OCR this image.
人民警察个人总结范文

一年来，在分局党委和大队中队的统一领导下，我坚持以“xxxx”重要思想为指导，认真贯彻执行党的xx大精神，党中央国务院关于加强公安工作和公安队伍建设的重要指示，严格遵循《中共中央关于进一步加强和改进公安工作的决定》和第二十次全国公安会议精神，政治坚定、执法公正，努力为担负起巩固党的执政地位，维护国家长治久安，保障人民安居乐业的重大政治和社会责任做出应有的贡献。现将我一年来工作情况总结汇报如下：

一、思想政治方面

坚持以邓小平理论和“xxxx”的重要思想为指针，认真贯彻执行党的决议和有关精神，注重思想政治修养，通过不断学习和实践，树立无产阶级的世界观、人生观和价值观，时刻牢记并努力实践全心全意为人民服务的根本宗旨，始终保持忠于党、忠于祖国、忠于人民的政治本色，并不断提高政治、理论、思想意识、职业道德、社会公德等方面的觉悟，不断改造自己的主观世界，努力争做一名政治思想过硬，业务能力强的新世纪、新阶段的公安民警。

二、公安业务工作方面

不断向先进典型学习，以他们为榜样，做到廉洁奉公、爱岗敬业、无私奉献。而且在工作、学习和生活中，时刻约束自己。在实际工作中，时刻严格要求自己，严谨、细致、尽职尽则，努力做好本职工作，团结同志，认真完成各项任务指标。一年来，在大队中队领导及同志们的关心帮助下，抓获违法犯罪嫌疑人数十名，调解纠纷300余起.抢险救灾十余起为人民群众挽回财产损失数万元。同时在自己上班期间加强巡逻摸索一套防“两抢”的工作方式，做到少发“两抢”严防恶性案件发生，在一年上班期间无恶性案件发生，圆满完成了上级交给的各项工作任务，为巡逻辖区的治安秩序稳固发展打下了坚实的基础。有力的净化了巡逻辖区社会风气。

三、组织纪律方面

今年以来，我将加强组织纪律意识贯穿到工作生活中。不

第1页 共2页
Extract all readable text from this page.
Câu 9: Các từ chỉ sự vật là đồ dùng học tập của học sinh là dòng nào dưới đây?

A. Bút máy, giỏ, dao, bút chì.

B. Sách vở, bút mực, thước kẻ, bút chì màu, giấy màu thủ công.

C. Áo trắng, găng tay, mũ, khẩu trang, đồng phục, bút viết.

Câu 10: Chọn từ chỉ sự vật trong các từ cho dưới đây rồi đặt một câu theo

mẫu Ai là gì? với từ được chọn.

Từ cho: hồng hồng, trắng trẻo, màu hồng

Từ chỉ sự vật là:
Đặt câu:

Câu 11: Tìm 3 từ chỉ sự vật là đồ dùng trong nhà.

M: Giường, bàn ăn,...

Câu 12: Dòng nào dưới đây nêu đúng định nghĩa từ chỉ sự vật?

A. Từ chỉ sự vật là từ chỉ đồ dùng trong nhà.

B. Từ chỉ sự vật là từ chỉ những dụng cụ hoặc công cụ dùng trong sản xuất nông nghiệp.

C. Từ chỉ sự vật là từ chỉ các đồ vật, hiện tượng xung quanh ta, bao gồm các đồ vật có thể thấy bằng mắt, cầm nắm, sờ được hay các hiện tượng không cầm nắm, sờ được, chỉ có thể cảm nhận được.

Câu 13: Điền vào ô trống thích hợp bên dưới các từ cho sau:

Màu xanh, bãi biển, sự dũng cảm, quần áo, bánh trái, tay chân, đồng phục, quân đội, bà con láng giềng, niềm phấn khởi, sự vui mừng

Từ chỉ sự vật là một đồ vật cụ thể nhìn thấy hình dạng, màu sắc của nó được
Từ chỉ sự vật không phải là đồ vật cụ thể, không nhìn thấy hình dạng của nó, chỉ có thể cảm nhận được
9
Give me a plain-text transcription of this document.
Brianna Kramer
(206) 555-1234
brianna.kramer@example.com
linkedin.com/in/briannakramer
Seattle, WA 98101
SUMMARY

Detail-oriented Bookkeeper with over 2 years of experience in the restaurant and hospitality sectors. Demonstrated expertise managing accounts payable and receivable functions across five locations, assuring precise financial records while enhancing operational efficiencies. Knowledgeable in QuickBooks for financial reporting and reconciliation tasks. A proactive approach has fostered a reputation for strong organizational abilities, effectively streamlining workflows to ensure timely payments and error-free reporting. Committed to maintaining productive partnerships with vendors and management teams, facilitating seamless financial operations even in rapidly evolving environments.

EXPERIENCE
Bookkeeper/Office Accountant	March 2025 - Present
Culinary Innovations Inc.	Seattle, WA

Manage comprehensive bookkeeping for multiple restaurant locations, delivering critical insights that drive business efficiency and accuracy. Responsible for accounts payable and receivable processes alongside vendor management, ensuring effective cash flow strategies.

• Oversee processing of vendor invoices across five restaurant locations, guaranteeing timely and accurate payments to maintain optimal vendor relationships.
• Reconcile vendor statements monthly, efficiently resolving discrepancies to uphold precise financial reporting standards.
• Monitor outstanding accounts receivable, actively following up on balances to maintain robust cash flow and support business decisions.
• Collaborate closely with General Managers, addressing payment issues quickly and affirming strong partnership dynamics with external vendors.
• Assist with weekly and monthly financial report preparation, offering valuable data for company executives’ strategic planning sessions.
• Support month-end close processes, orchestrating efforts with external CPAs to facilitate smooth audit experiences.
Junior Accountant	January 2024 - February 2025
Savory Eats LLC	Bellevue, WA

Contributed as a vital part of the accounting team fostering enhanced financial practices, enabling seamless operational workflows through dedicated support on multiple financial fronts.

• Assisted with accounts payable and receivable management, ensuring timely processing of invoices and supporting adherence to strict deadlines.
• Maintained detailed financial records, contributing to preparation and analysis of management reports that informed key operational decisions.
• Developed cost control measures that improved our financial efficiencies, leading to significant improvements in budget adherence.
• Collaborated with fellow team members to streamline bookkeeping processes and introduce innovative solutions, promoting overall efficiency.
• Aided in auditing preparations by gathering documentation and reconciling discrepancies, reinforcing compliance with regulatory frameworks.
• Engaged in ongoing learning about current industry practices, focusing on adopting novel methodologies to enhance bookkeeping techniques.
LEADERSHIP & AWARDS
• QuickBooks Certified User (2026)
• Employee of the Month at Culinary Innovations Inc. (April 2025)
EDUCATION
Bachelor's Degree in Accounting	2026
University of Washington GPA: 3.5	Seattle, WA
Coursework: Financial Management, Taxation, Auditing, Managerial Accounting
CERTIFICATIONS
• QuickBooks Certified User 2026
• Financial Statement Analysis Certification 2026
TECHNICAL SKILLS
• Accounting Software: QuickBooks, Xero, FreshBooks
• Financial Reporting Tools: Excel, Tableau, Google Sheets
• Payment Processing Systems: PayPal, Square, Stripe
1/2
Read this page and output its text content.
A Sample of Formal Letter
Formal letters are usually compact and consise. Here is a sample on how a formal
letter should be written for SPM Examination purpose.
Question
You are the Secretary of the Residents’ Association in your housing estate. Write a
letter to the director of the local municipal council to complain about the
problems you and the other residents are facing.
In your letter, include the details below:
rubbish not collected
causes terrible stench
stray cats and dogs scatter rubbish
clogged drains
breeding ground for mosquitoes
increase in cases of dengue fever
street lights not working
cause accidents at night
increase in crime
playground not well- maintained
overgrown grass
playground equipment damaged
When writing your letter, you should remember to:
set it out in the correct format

Aim: Pull out each line containing the word "Accountant" and copy it.

Exercise solution:
Bookkeeper/Office Accountant	March 2025 - Present
Junior Accountant	January 2024 - February 2025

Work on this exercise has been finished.